Dataset entries
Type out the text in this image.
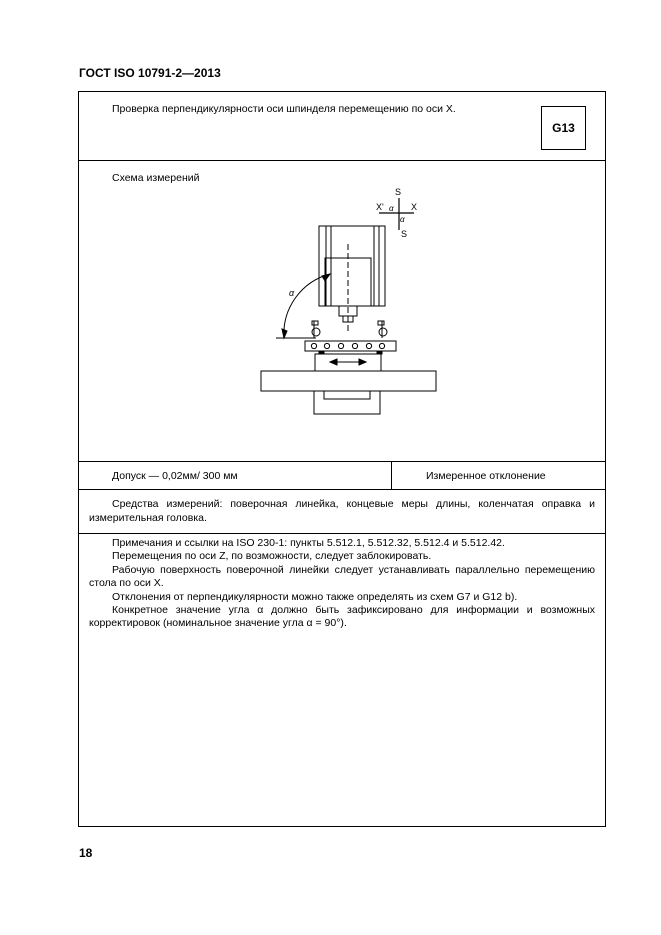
ГОСТ ISO 10791-2—2013
Проверка перпендикулярности оси шпинделя перемещению по оси X.
G13
Схема измерений
S
S
X'	X
α
α
α
Допуск — 0,02мм/ 300 мм	Измеренное отклонение

Средства измерений: поверочная линейка, концевые меры длины, коленчатая оправка и измерительная головка.

Примечания и ссылки на ISO 230-1: пункты 5.512.1, 5.512.32, 5.512.4 и 5.512.42.

Перемещения по оси Z, по возможности, следует заблокировать.

Рабочую поверхность поверочной линейки следует устанавливать параллельно перемещению стола по оси X.

Отклонения от перпендикулярности можно также определять из схем G7 и G12 b).

Конкретное значение угла α должно быть зафиксировано для информации и возможных корректировок (номинальное значение угла α = 90°).

18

#### Short task:
Pick out the lines above that hold the string "следует" and show them.

#### Output of the exercise:
Перемещения по оси Z, по возможности, следует заблокировать.
Рабочую поверхность поверочной линейки следует устанавливать параллельно перемещению стола по оси X.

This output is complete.